Locate the word "Surface" in the entries below, then gather every line that holds it.

** start of TASK DATA **

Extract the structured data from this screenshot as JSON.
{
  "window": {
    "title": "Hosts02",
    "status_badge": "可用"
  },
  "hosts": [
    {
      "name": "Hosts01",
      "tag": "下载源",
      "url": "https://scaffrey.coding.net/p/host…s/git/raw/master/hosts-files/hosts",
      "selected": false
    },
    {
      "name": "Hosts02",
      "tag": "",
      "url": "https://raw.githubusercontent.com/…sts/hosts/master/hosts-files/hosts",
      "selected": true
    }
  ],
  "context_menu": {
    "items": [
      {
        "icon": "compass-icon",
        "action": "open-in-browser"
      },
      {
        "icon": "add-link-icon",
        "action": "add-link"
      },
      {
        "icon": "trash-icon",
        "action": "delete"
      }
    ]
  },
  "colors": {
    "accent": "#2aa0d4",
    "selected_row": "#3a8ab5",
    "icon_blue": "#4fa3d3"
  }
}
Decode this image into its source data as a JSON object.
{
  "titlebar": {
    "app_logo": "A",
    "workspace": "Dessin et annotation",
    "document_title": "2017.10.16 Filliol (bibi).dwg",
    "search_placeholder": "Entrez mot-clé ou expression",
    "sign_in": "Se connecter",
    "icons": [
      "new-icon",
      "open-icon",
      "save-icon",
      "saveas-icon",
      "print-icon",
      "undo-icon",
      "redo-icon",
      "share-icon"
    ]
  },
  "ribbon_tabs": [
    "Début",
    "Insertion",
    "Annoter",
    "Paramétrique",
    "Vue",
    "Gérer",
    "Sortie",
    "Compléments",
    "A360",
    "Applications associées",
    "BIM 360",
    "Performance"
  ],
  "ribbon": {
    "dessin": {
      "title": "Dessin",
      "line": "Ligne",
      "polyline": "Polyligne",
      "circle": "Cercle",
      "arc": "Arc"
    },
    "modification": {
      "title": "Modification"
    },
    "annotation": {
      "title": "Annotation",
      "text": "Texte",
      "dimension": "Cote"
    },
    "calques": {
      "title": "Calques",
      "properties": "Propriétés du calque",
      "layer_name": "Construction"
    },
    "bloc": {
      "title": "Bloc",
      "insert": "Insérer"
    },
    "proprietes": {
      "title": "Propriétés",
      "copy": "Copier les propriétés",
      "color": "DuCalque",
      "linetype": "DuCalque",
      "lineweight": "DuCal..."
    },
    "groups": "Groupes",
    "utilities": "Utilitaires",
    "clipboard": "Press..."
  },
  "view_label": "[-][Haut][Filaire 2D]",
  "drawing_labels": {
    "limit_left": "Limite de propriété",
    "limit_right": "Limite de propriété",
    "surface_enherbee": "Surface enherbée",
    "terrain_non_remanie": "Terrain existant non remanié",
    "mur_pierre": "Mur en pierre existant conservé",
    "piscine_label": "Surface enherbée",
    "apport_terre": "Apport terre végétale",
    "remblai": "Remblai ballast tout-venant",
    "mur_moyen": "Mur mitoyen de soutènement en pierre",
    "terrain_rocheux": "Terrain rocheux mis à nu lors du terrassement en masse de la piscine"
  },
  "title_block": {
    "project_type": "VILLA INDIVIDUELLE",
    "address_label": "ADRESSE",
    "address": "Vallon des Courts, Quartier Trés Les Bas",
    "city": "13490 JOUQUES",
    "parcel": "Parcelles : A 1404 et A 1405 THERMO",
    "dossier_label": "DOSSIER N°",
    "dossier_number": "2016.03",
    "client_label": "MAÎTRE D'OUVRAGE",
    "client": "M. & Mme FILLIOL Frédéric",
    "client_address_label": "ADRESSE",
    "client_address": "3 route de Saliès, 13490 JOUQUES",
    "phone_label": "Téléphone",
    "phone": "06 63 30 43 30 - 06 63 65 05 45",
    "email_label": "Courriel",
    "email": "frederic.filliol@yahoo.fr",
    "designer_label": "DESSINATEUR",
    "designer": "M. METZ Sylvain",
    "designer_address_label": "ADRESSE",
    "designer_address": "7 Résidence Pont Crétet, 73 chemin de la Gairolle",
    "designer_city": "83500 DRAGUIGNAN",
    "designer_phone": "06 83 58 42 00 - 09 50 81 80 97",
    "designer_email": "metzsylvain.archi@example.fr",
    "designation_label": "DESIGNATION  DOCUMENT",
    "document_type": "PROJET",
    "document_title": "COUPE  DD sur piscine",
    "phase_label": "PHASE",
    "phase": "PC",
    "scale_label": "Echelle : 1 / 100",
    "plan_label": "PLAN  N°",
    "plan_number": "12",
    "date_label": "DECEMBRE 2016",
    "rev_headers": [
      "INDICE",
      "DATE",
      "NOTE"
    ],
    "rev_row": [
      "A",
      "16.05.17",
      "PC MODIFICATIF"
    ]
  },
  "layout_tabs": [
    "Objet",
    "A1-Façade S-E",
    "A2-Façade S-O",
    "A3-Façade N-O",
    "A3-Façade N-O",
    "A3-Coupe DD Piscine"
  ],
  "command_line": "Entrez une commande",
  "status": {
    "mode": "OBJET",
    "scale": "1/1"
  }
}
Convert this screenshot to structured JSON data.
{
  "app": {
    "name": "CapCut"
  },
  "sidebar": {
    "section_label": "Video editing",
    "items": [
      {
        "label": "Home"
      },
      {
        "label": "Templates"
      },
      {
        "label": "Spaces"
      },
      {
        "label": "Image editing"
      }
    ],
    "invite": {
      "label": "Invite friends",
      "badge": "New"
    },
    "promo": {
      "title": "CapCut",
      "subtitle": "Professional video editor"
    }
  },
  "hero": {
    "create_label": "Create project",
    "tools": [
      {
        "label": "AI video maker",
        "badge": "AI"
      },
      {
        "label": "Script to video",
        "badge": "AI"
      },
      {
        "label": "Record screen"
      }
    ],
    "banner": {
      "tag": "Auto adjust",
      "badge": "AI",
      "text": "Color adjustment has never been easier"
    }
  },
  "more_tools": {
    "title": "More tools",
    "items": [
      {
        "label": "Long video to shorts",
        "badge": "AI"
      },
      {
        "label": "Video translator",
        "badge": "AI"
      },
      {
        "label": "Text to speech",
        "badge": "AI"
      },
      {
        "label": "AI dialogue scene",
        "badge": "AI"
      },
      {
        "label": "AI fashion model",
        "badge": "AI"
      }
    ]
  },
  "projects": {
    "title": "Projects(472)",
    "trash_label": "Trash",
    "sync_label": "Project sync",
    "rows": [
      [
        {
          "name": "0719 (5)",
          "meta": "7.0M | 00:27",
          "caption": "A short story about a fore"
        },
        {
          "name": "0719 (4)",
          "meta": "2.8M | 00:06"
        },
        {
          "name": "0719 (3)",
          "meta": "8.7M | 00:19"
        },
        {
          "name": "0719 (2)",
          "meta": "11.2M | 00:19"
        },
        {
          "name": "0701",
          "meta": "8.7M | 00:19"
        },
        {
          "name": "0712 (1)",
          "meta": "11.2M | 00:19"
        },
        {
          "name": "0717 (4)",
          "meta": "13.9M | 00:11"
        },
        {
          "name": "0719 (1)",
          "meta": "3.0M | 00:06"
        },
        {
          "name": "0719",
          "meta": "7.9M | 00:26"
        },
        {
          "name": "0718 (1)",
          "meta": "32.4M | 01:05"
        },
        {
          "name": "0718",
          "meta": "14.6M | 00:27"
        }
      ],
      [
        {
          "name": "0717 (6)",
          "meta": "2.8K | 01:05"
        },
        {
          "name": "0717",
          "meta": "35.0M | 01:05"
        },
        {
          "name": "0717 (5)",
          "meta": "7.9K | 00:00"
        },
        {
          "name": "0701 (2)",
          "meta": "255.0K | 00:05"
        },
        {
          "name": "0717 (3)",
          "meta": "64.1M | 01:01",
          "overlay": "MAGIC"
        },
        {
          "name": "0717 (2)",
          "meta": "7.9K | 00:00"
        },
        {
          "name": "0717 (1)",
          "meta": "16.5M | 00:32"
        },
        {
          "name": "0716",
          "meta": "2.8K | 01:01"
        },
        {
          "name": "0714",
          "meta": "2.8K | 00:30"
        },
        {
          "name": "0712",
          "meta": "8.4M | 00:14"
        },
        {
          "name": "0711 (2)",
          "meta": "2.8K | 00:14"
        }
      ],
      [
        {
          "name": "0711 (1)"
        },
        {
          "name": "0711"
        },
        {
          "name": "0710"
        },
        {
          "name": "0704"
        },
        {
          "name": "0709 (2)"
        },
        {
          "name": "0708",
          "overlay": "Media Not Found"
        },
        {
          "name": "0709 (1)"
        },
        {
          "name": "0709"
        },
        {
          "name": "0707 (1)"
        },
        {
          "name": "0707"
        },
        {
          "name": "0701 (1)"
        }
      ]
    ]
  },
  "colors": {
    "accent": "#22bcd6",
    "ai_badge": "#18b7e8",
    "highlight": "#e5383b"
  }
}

** end of TASK DATA **

* EXERCISE SOLUTION:
    "surface_enherbee": "Surface enherbée",
    "piscine_label": "Surface enherbée",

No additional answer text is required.